* BEGIN Stored data *
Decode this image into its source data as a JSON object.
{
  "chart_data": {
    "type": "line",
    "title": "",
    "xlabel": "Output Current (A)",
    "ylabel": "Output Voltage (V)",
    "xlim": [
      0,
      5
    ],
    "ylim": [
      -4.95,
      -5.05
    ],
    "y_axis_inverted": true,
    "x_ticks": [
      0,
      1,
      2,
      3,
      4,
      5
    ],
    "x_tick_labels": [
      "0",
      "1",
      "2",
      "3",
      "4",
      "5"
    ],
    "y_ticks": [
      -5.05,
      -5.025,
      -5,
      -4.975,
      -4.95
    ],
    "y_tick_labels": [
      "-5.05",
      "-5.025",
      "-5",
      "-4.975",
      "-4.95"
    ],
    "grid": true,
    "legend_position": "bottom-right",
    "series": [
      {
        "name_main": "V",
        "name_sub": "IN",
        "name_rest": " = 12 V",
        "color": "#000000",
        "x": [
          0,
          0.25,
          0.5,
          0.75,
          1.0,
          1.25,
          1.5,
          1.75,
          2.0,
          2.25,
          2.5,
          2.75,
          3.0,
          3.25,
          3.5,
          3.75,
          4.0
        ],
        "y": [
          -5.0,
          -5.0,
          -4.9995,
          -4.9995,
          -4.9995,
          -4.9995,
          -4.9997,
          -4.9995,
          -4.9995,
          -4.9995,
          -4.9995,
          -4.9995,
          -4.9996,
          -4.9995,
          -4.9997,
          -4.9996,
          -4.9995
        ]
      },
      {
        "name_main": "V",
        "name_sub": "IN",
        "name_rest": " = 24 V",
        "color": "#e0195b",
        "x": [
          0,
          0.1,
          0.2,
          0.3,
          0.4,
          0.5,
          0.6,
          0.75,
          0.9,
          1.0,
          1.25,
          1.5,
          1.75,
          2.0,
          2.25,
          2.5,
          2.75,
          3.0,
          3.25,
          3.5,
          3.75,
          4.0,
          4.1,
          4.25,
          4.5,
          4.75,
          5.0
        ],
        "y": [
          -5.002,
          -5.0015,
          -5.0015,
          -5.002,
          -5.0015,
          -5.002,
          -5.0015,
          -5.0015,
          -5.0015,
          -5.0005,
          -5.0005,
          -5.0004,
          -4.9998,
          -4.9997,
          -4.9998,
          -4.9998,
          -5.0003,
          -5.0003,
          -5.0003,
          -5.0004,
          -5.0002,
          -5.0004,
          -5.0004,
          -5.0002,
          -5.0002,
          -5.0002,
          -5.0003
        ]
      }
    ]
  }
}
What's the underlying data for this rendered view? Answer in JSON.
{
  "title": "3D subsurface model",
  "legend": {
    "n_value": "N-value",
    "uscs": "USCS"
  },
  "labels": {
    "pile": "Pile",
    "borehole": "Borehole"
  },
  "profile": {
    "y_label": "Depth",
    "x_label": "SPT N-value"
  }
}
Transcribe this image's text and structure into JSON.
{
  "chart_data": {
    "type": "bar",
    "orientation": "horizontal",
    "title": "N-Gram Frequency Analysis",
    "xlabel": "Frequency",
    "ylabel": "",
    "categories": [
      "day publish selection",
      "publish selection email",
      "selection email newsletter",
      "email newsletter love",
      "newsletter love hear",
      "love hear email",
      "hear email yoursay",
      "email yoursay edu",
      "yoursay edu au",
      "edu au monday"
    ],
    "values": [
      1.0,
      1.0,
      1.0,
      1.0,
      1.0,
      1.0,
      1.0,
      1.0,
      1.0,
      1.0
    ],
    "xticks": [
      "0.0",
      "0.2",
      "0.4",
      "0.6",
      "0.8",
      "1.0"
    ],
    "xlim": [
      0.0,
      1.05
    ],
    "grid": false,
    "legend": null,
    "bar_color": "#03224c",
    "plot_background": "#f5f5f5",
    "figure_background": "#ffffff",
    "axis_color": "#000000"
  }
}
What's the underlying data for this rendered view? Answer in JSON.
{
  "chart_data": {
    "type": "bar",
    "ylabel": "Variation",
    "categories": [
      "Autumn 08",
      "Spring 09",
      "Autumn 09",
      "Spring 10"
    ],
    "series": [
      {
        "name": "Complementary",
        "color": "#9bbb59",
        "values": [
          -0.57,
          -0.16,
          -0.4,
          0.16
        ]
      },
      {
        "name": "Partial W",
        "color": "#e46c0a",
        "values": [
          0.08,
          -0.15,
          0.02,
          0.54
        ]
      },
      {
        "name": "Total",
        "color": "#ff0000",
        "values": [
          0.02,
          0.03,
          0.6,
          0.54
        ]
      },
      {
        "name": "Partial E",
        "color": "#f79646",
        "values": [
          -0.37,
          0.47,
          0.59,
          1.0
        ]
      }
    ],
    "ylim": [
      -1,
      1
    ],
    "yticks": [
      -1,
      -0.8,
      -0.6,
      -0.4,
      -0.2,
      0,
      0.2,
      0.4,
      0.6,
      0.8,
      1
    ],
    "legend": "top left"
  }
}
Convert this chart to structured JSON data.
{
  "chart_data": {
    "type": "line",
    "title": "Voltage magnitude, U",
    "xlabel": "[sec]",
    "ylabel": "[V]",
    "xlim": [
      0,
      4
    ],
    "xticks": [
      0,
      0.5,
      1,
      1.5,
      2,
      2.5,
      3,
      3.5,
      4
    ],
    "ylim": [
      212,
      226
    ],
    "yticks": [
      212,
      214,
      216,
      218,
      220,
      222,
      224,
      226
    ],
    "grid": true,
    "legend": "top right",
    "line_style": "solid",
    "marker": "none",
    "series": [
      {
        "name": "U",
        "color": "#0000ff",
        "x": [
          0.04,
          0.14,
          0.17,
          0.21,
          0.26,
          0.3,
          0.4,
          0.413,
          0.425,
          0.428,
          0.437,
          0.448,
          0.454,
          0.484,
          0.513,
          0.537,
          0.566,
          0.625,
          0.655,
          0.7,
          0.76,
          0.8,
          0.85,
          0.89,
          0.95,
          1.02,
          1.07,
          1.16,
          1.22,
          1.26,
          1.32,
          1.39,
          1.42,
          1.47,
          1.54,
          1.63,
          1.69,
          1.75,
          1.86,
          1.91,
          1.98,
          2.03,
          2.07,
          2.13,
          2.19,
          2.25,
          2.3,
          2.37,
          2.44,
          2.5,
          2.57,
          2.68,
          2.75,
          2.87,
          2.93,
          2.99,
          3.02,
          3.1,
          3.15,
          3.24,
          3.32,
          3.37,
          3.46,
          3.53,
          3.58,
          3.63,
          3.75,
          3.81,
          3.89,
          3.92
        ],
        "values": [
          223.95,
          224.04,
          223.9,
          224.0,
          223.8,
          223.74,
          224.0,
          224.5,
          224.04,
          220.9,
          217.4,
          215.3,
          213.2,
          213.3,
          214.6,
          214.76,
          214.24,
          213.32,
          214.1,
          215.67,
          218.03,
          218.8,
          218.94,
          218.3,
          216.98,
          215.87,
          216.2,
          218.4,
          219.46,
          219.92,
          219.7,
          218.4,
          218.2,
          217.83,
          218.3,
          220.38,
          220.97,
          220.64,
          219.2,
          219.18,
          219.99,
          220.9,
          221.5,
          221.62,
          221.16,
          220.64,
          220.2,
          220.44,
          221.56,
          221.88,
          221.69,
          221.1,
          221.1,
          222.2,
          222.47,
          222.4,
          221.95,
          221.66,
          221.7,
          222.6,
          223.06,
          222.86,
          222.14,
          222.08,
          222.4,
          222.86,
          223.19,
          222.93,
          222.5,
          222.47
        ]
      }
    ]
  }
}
* END Stored data *
> **The problem**
Return only the number of lines in the entries that contain the string "Frequency".

> **Result of the task**
2